(Collected data)

□ □ □ □

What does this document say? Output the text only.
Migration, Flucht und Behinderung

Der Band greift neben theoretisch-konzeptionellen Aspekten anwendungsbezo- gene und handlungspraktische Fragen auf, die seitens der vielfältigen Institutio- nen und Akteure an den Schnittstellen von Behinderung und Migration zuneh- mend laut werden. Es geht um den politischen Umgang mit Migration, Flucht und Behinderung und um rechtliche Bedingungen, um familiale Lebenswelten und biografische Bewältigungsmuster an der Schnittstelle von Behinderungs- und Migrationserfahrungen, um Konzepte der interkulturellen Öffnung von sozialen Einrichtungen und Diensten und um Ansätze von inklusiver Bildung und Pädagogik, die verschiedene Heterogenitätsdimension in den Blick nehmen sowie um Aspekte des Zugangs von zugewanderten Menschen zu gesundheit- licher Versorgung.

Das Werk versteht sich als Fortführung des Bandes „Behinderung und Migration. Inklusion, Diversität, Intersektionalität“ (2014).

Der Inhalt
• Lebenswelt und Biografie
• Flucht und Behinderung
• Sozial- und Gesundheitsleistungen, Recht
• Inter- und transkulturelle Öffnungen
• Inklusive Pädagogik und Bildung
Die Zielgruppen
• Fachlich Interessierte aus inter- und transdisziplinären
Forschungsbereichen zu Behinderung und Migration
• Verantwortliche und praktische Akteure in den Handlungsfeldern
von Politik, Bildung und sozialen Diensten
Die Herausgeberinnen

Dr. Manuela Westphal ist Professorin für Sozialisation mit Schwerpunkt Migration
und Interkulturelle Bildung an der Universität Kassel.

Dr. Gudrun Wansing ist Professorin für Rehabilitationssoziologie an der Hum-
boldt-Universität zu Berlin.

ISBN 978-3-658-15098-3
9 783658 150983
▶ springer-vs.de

□ □ □ □

### INSTRUCTIONS FOR THE TASK
When you find a line in the records that contains the word "Professorin", copy it.

### SOLUTION TO THIS TASK
Dr. Manuela Westphal ist Professorin für Sozialisation mit Schwerpunkt Migration
Dr. Gudrun Wansing ist Professorin für Rehabilitationssoziologie an der Hum-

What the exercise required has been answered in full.